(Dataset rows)
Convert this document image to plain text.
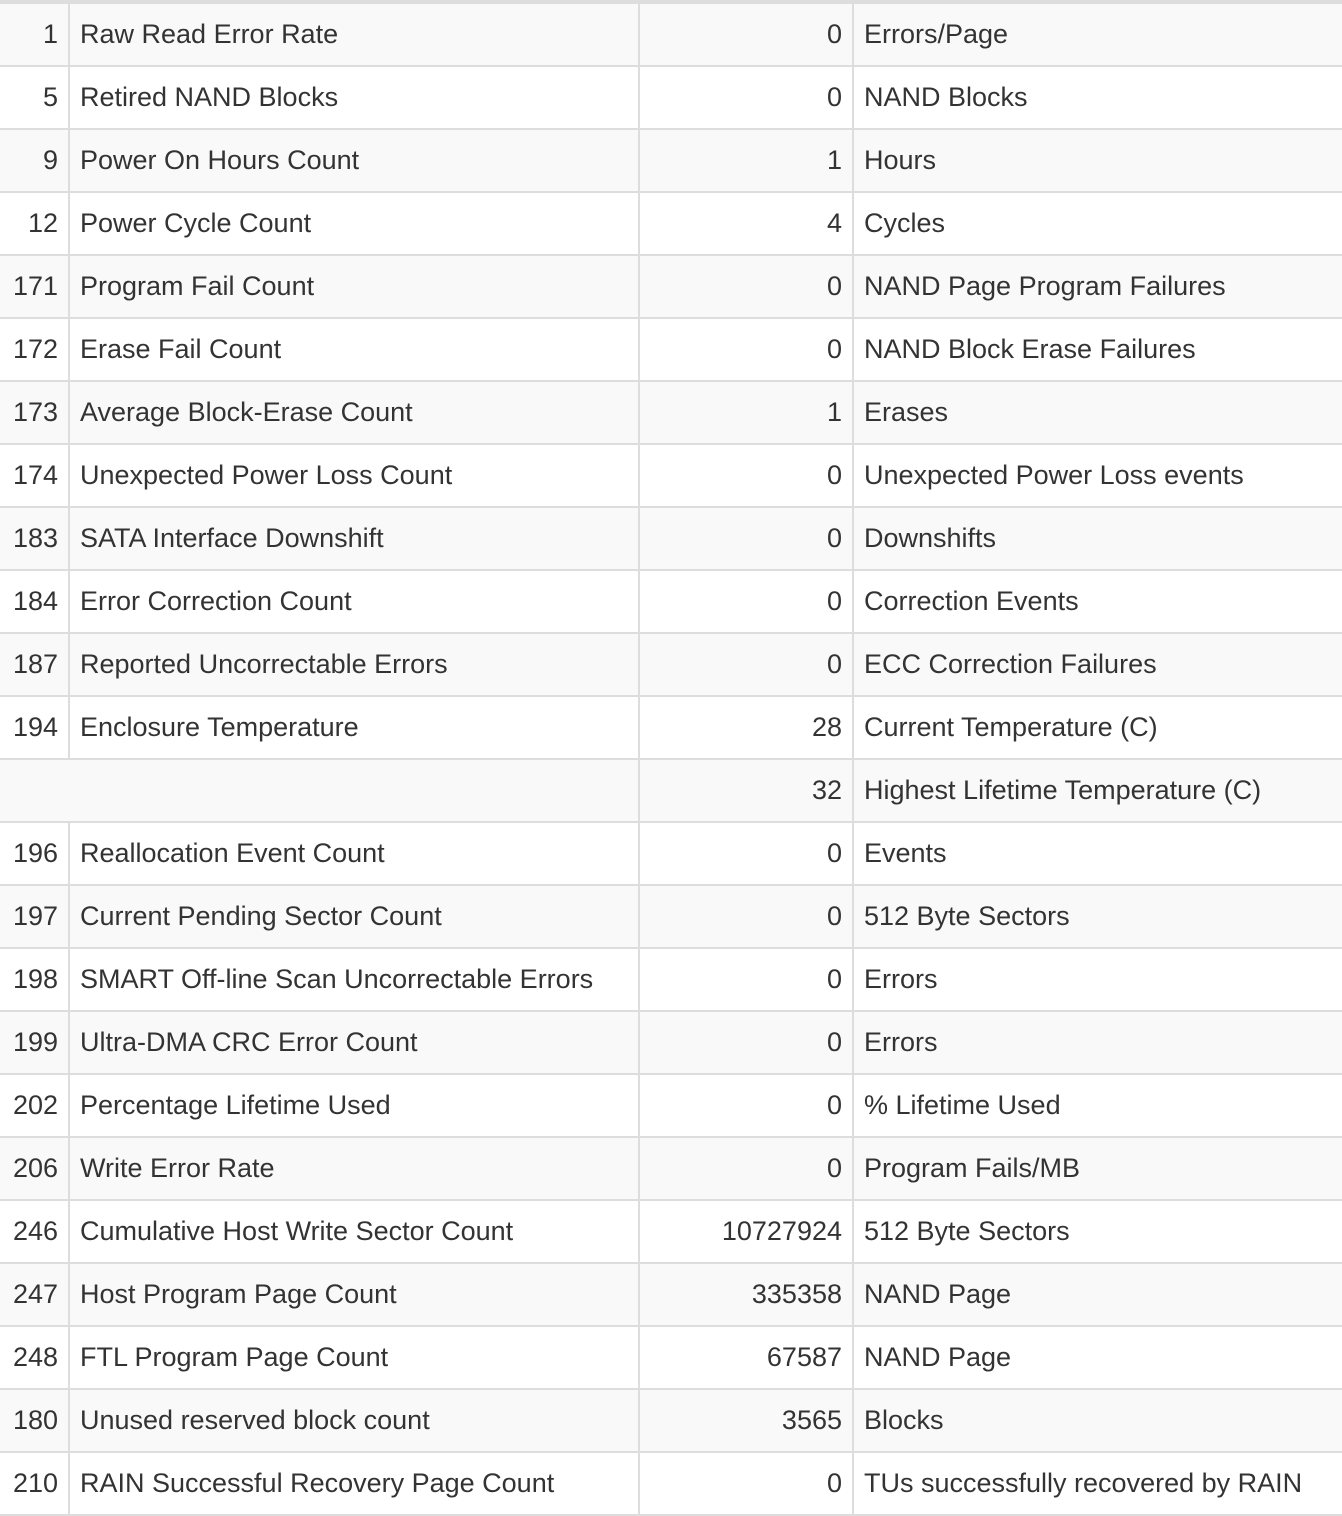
1	Raw Read Error Rate	0	Errors/Page
5	Retired NAND Blocks	0	NAND Blocks
9	Power On Hours Count	1	Hours
12	Power Cycle Count	4	Cycles
171	Program Fail Count	0	NAND Page Program Failures
172	Erase Fail Count	0	NAND Block Erase Failures
173	Average Block-Erase Count	1	Erases
174	Unexpected Power Loss Count	0	Unexpected Power Loss events
183	SATA Interface Downshift	0	Downshifts
184	Error Correction Count	0	Correction Events
187	Reported Uncorrectable Errors	0	ECC Correction Failures
194	Enclosure Temperature	28	Current Temperature (C)
		32	Highest Lifetime Temperature (C)
196	Reallocation Event Count	0	Events
197	Current Pending Sector Count	0	512 Byte Sectors
198	SMART Off-line Scan Uncorrectable Errors	0	Errors
199	Ultra-DMA CRC Error Count	0	Errors
202	Percentage Lifetime Used	0	% Lifetime Used
206	Write Error Rate	0	Program Fails/MB
246	Cumulative Host Write Sector Count	10727924	512 Byte Sectors
247	Host Program Page Count	335358	NAND Page
248	FTL Program Page Count	67587	NAND Page
180	Unused reserved block count	3565	Blocks
210	RAIN Successful Recovery Page Count	0	TUs successfully recovered by RAIN
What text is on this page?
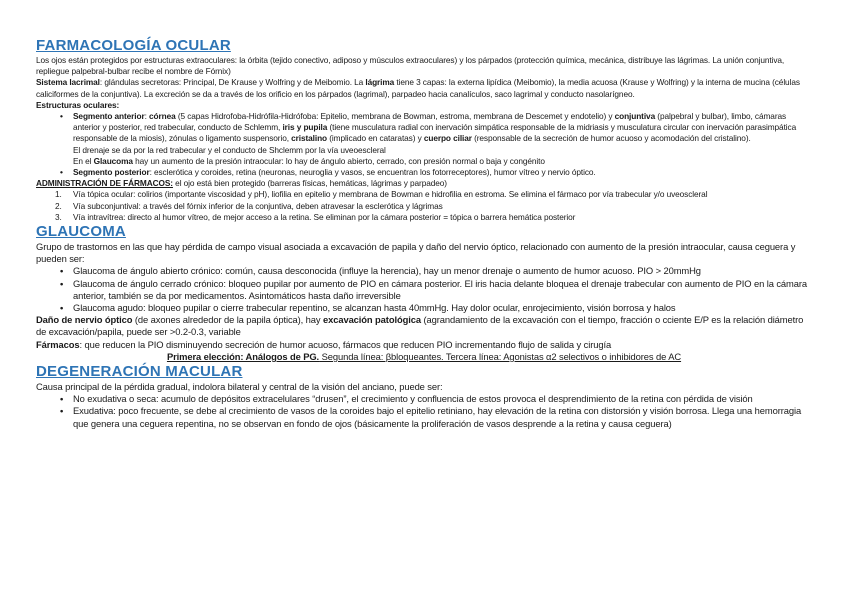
FARMACOLOGÍA OCULAR

Los ojos están protegidos por estructuras extraoculares: la órbita (tejido conectivo, adiposo y músculos extraoculares) y los párpados (protección química, mecánica, distribuye las lágrimas. La unión conjuntiva, repliegue palpebral-bulbar recibe el nombre de Fórnix)

Sistema lacrimal: glándulas secretoras: Principal, De Krause y Wolfring y de Meibomio. La lágrima tiene 3 capas: la externa lipídica (Meibomio), la media acuosa (Krause y Wolfring) y la interna de mucina (células caliciformes de la conjuntiva). La excreción se da a través de los orificio en los párpados (lagrimal), parpadeo hacia canalículos, saco lagrimal y conducto nasolarígneo.

Estructuras oculares:

• Segmento anterior: córnea (5 capas Hidrofoba-Hidrófila-Hidrófoba: Epitelio, membrana de Bowman, estroma, membrana de Descemet y endotelio) y conjuntiva (palpebral y bulbar), limbo, cámaras anterior y posterior, red trabecular, conducto de Schlemm, iris y pupila (tiene musculatura radial con inervación simpática responsable de la midriasis y musculatura circular con inervación parasimpática responsable de la miosis), zónulas o ligamento suspensorio, cristalino (implicado en cataratas) y cuerpo ciliar (responsable de la secreción de humor acuoso y acomodación del cristalino).

El drenaje se da por la red trabecular y el conducto de Shclemm por la vía uveoescleral

En el Glaucoma hay un aumento de la presión intraocular: lo hay de ángulo abierto, cerrado, con presión normal o baja y congénito

• Segmento posterior: esclerótica y coroides, retina (neuronas, neuroglia y vasos, se encuentran los fotorreceptores), humor vítreo y nervio óptico.

ADMINISTRACIÓN DE FÁRMACOS: el ojo está bien protegido (barreras físicas, hemáticas, lágrimas y parpadeo)

1. Vía tópica ocular: colirios (importante viscosidad y pH), liofilia en epitelio y membrana de Bowman e hidrofilia en estroma. Se elimina el fármaco por vía trabecular y/o uveoscleral
2. Vía subconjuntival: a través del fórnix inferior de la conjuntiva, deben atravesar la esclerótica y lágrimas
3. Vía intravítrea: directo al humor vítreo, de mejor acceso a la retina. Se eliminan por la cámara posterior = tópica o barrera hemática posterior
GLAUCOMA

Grupo de trastornos en las que hay pérdida de campo visual asociada a excavación de papila y daño del nervio óptico, relacionado con aumento de la presión intraocular, causa ceguera y pueden ser:

• Glaucoma de ángulo abierto crónico: común, causa desconocida (influye la herencia), hay un menor drenaje o aumento de humor acuoso. PIO > 20mmHg
• Glaucoma de ángulo cerrado crónico: bloqueo pupilar por aumento de PIO en cámara posterior. El iris hacia delante bloquea el drenaje trabecular con aumento de PIO en la cámara anterior, también se da por medicamentos. Asintomáticos hasta daño irreversible
• Glaucoma agudo: bloqueo pupilar o cierre trabecular repentino, se alcanzan hasta 40mmHg. Hay dolor ocular, enrojecimiento, visión borrosa y halos

Daño de nervio óptico (de axones alrededor de la papila óptica), hay excavación patológica (agrandamiento de la excavación con el tiempo, fracción o cciente E/P es la relación diámetro de excavación/papila, puede ser >0.2-0.3, variable

Fármacos: que reducen la PIO disminuyendo secreción de humor acuoso, fármacos que reducen PIO incrementando flujo de salida y cirugía

Primera elección: Análogos de PG. Segunda línea: βbloqueantes. Tercera línea: Agonistas α2 selectivos o inhibidores de AC

DEGENERACIÓN MACULAR

Causa principal de la pérdida gradual, indolora bilateral y central de la visión del anciano, puede ser:

• No exudativa o seca: acumulo de depósitos extracelulares “drusen”, el crecimiento y confluencia de estos provoca el desprendimiento de la retina con pérdida de visión
• Exudativa: poco frecuente, se debe al crecimiento de vasos de la coroides bajo el epitelio retiniano, hay elevación de la retina con distorsión y visión borrosa. Llega una hemorragia que genera una ceguera repentina, no se observan en fondo de ojos (básicamente la proliferación de vasos desprende a la retina y causa ceguera)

:: Objective ::
Write out again every line above exactly as given; the pictures do not belong in the copy.

:: The result ::
Convert this document image to plain text.
1	Raw Read Error Rate	0	Errors/Page
5	Retired NAND Blocks	0	NAND Blocks
9	Power On Hours Count	1	Hours
12	Power Cycle Count	4	Cycles
171	Program Fail Count	0	NAND Page Program Failures
172	Erase Fail Count	0	NAND Block Erase Failures
173	Average Block-Erase Count	1	Erases
174	Unexpected Power Loss Count	0	Unexpected Power Loss events
183	SATA Interface Downshift	0	Downshifts
184	Error Correction Count	0	Correction Events
187	Reported Uncorrectable Errors	0	ECC Correction Failures
194	Enclosure Temperature	28	Current Temperature (C)
		32	Highest Lifetime Temperature (C)
196	Reallocation Event Count	0	Events
197	Current Pending Sector Count	0	512 Byte Sectors
198	SMART Off-line Scan Uncorrectable Errors	0	Errors
199	Ultra-DMA CRC Error Count	0	Errors
202	Percentage Lifetime Used	0	% Lifetime Used
206	Write Error Rate	0	Program Fails/MB
246	Cumulative Host Write Sector Count	10727924	512 Byte Sectors
247	Host Program Page Count	335358	NAND Page
248	FTL Program Page Count	67587	NAND Page
180	Unused reserved block count	3565	Blocks
210	RAIN Successful Recovery Page Count	0	TUs successfully recovered by RAIN
What text is on this page?
FARMACOLOGÍA OCULAR

Los ojos están protegidos por estructuras extraoculares: la órbita (tejido conectivo, adiposo y músculos extraoculares) y los párpados (protección química, mecánica, distribuye las lágrimas. La unión conjuntiva, repliegue palpebral-bulbar recibe el nombre de Fórnix)

Sistema lacrimal: glándulas secretoras: Principal, De Krause y Wolfring y de Meibomio. La lágrima tiene 3 capas: la externa lipídica (Meibomio), la media acuosa (Krause y Wolfring) y la interna de mucina (células caliciformes de la conjuntiva). La excreción se da a través de los orificio en los párpados (lagrimal), parpadeo hacia canalículos, saco lagrimal y conducto nasolarígneo.

Estructuras oculares:

• Segmento anterior: córnea (5 capas Hidrofoba-Hidrófila-Hidrófoba: Epitelio, membrana de Bowman, estroma, membrana de Descemet y endotelio) y conjuntiva (palpebral y bulbar), limbo, cámaras anterior y posterior, red trabecular, conducto de Schlemm, iris y pupila (tiene musculatura radial con inervación simpática responsable de la midriasis y musculatura circular con inervación parasimpática responsable de la miosis), zónulas o ligamento suspensorio, cristalino (implicado en cataratas) y cuerpo ciliar (responsable de la secreción de humor acuoso y acomodación del cristalino).

El drenaje se da por la red trabecular y el conducto de Shclemm por la vía uveoescleral

En el Glaucoma hay un aumento de la presión intraocular: lo hay de ángulo abierto, cerrado, con presión normal o baja y congénito

• Segmento posterior: esclerótica y coroides, retina (neuronas, neuroglia y vasos, se encuentran los fotorreceptores), humor vítreo y nervio óptico.

ADMINISTRACIÓN DE FÁRMACOS: el ojo está bien protegido (barreras físicas, hemáticas, lágrimas y parpadeo)

1. Vía tópica ocular: colirios (importante viscosidad y pH), liofilia en epitelio y membrana de Bowman e hidrofilia en estroma. Se elimina el fármaco por vía trabecular y/o uveoscleral
2. Vía subconjuntival: a través del fórnix inferior de la conjuntiva, deben atravesar la esclerótica y lágrimas
3. Vía intravítrea: directo al humor vítreo, de mejor acceso a la retina. Se eliminan por la cámara posterior = tópica o barrera hemática posterior
GLAUCOMA

Grupo de trastornos en las que hay pérdida de campo visual asociada a excavación de papila y daño del nervio óptico, relacionado con aumento de la presión intraocular, causa ceguera y pueden ser:

• Glaucoma de ángulo abierto crónico: común, causa desconocida (influye la herencia), hay un menor drenaje o aumento de humor acuoso. PIO > 20mmHg
• Glaucoma de ángulo cerrado crónico: bloqueo pupilar por aumento de PIO en cámara posterior. El iris hacia delante bloquea el drenaje trabecular con aumento de PIO en la cámara anterior, también se da por medicamentos. Asintomáticos hasta daño irreversible
• Glaucoma agudo: bloqueo pupilar o cierre trabecular repentino, se alcanzan hasta 40mmHg. Hay dolor ocular, enrojecimiento, visión borrosa y halos

Daño de nervio óptico (de axones alrededor de la papila óptica), hay excavación patológica (agrandamiento de la excavación con el tiempo, fracción o cciente E/P es la relación diámetro de excavación/papila, puede ser >0.2-0.3, variable

Fármacos: que reducen la PIO disminuyendo secreción de humor acuoso, fármacos que reducen PIO incrementando flujo de salida y cirugía

Primera elección: Análogos de PG. Segunda línea: βbloqueantes. Tercera línea: Agonistas α2 selectivos o inhibidores de AC

DEGENERACIÓN MACULAR

Causa principal de la pérdida gradual, indolora bilateral y central de la visión del anciano, puede ser:

• No exudativa o seca: acumulo de depósitos extracelulares “drusen”, el crecimiento y confluencia de estos provoca el desprendimiento de la retina con pérdida de visión
• Exudativa: poco frecuente, se debe al crecimiento de vasos de la coroides bajo el epitelio retiniano, hay elevación de la retina con distorsión y visión borrosa. Llega una hemorragia que genera una ceguera repentina, no se observan en fondo de ojos (básicamente la proliferación de vasos desprende a la retina y causa ceguera)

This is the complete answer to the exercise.